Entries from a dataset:
* begin *

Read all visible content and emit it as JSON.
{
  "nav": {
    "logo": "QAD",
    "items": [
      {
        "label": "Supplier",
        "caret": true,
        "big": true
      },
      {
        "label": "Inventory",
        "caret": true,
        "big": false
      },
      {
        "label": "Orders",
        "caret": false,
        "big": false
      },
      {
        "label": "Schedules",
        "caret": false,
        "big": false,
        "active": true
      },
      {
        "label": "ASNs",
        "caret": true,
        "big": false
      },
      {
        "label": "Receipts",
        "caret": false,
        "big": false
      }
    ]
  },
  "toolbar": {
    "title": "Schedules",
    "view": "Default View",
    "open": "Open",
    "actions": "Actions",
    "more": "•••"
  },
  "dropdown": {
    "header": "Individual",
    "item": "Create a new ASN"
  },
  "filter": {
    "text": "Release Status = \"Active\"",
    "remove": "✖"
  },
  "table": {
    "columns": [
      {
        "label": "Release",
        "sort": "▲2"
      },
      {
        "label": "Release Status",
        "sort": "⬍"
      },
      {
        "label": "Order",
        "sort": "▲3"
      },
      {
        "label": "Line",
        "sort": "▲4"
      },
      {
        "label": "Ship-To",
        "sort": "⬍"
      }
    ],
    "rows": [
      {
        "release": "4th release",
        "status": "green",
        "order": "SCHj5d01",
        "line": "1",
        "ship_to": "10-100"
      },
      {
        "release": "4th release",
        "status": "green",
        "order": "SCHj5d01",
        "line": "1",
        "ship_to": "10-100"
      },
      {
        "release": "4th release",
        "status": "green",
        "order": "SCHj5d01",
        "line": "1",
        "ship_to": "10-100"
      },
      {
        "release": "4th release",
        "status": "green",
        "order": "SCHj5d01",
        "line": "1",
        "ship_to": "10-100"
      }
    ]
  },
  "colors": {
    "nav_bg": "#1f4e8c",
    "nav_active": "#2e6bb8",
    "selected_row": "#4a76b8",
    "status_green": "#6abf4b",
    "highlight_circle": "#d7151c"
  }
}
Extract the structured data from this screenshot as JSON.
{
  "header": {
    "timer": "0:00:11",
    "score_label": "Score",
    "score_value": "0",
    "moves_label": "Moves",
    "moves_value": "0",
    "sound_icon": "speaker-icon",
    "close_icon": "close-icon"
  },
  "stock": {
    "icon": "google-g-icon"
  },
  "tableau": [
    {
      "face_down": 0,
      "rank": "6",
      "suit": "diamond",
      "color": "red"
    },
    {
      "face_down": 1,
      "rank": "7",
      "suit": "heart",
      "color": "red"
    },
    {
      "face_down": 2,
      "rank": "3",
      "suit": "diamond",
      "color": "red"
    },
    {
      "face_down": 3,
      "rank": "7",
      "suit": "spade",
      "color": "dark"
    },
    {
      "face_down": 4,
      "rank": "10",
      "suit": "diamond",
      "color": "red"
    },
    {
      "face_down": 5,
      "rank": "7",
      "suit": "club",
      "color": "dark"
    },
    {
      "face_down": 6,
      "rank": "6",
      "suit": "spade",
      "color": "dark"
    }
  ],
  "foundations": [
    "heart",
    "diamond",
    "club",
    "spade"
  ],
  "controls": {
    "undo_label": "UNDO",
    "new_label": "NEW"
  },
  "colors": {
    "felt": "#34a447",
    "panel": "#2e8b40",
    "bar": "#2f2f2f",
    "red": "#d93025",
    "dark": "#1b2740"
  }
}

* end *

PROBLEM REQUIREMENTS —
Repeat exactly, and only, the lines of the records above, starting with the line that contains "Extract the structured" and ending with the final line, both included.

ANSWER TO THIS TASK —
Extract the structured data from this screenshot as JSON.
{
  "header": {
    "timer": "0:00:11",
    "score_label": "Score",
    "score_value": "0",
    "moves_label": "Moves",
    "moves_value": "0",
    "sound_icon": "speaker-icon",
    "close_icon": "close-icon"
  },
  "stock": {
    "icon": "google-g-icon"
  },
  "tableau": [
    {
      "face_down": 0,
      "rank": "6",
      "suit": "diamond",
      "color": "red"
    },
    {
      "face_down": 1,
      "rank": "7",
      "suit": "heart",
      "color": "red"
    },
    {
      "face_down": 2,
      "rank": "3",
      "suit": "diamond",
      "color": "red"
    },
    {
      "face_down": 3,
      "rank": "7",
      "suit": "spade",
      "color": "dark"
    },
    {
      "face_down": 4,
      "rank": "10",
      "suit": "diamond",
      "color": "red"
    },
    {
      "face_down": 5,
      "rank": "7",
      "suit": "club",
      "color": "dark"
    },
    {
      "face_down": 6,
      "rank": "6",
      "suit": "spade",
      "color": "dark"
    }
  ],
  "foundations": [
    "heart",
    "diamond",
    "club",
    "spade"
  ],
  "controls": {
    "undo_label": "UNDO",
    "new_label": "NEW"
  },
  "colors": {
    "felt": "#34a447",
    "panel": "#2e8b40",
    "bar": "#2f2f2f",
    "red": "#d93025",
    "dark": "#1b2740"
  }
}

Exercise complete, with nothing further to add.